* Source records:
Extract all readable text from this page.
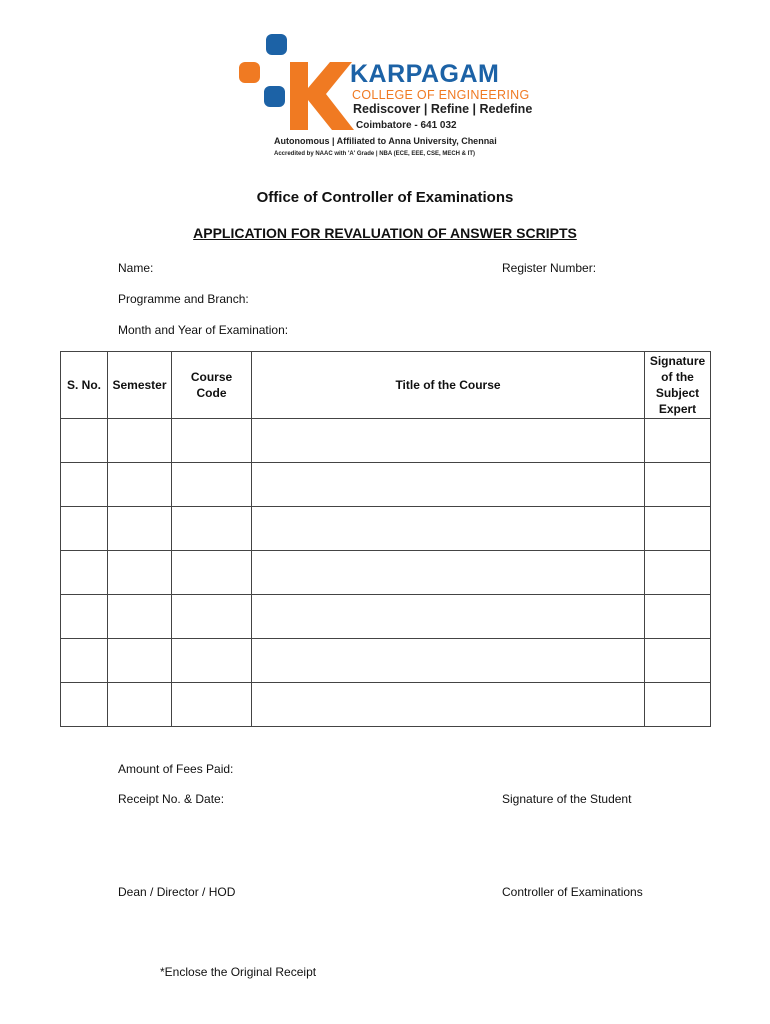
KARPAGAM
COLLEGE OF ENGINEERING
Rediscover | Refine | Redefine
Coimbatore - 641 032
Autonomous | Affiliated to Anna University, Chennai
Accredited by NAAC with 'A' Grade | NBA (ECE, EEE, CSE, MECH & IT)
Office of Controller of Examinations
APPLICATION FOR REVALUATION OF ANSWER SCRIPTS
Name:	Register Number:
Programme and Branch:
Month and Year of Examination:
S. No.	Semester	Course Code	Title of the Course	Signature of the Subject Expert

Amount of Fees Paid:
Receipt No. & Date:	Signature of the Student
Dean / Director / HOD	Controller of Examinations
*Enclose the Original Receipt
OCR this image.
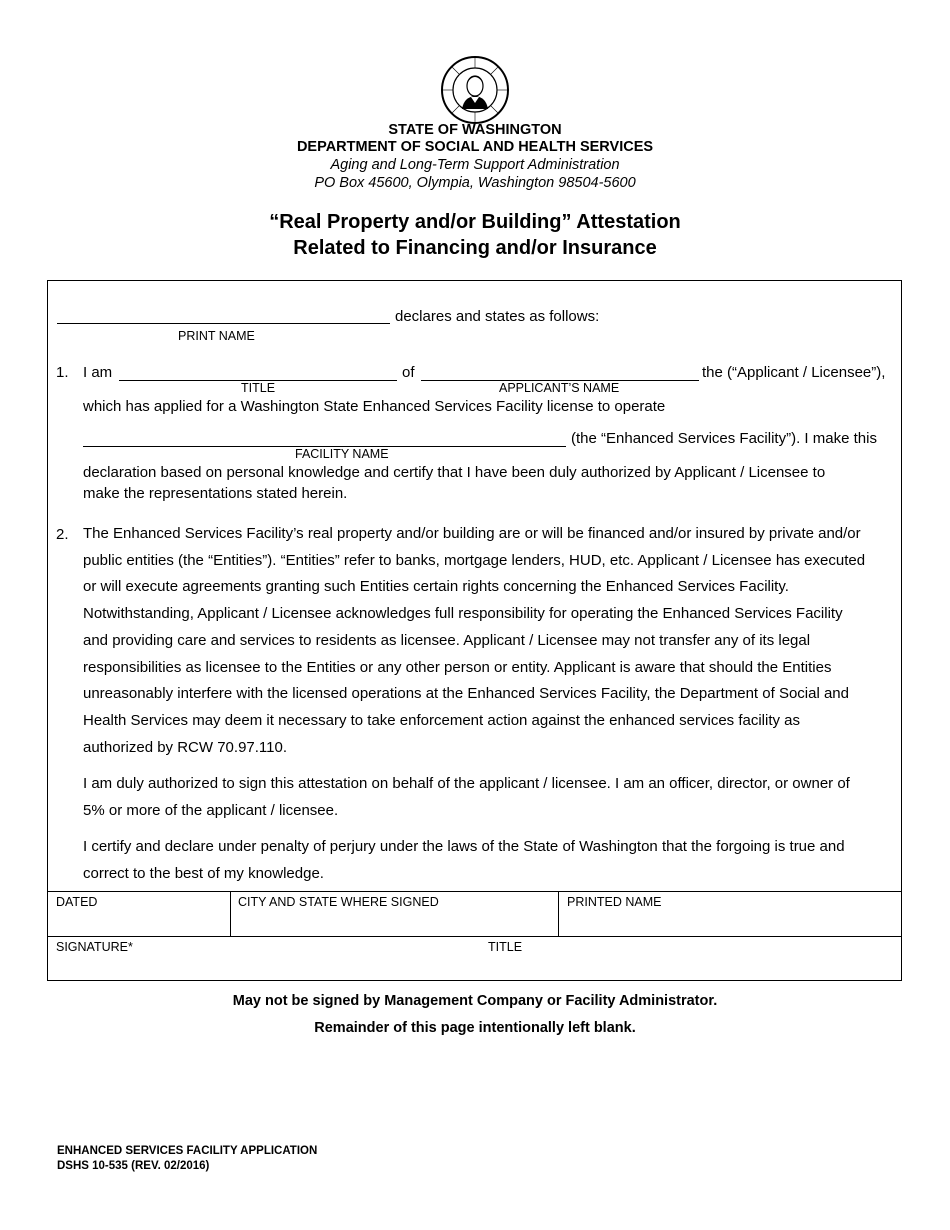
STATE OF WASHINGTON
DEPARTMENT OF SOCIAL AND HEALTH SERVICES
Aging and Long-Term Support Administration
PO Box 45600, Olympia, Washington 98504-5600
“Real Property and/or Building” Attestation
Related to Financing and/or Insurance
declares and states as follows:
PRINT NAME
1. I am	of	the (“Applicant / Licensee”),
TITLE	APPLICANT’S NAME
which has applied for a Washington State Enhanced Services Facility license to operate
(the “Enhanced Services Facility”). I make this
FACILITY NAME
declaration based on personal knowledge and certify that I have been duly authorized by Applicant / Licensee to
make the representations stated herein.
2. The Enhanced Services Facility’s real property and/or building are or will be financed and/or insured by private and/or
public entities (the “Entities”). “Entities” refer to banks, mortgage lenders, HUD, etc. Applicant / Licensee has executed
or will execute agreements granting such Entities certain rights concerning the Enhanced Services Facility.
Notwithstanding, Applicant / Licensee acknowledges full responsibility for operating the Enhanced Services Facility
and providing care and services to residents as licensee. Applicant / Licensee may not transfer any of its legal
responsibilities as licensee to the Entities or any other person or entity. Applicant is aware that should the Entities
unreasonably interfere with the licensed operations at the Enhanced Services Facility, the Department of Social and
Health Services may deem it necessary to take enforcement action against the enhanced services facility as
authorized by RCW 70.97.110.
I am duly authorized to sign this attestation on behalf of the applicant / licensee. I am an officer, director, or owner of
5% or more of the applicant / licensee.
I certify and declare under penalty of perjury under the laws of the State of Washington that the forgoing is true and
correct to the best of my knowledge.
DATED	CITY AND STATE WHERE SIGNED	PRINTED NAME
SIGNATURE*	TITLE
May not be signed by Management Company or Facility Administrator.
Remainder of this page intentionally left blank.
ENHANCED SERVICES FACILITY APPLICATION
DSHS 10-535 (REV. 02/2016)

* INSTRUCTION:
Filter the listing above for the string "certify" and copy every matching line.

* THE ANSWER:
declaration based on personal knowledge and certify that I have been duly authorized by Applicant / Licensee to
I certify and declare under penalty of perjury under the laws of the State of Washington that the forgoing is true and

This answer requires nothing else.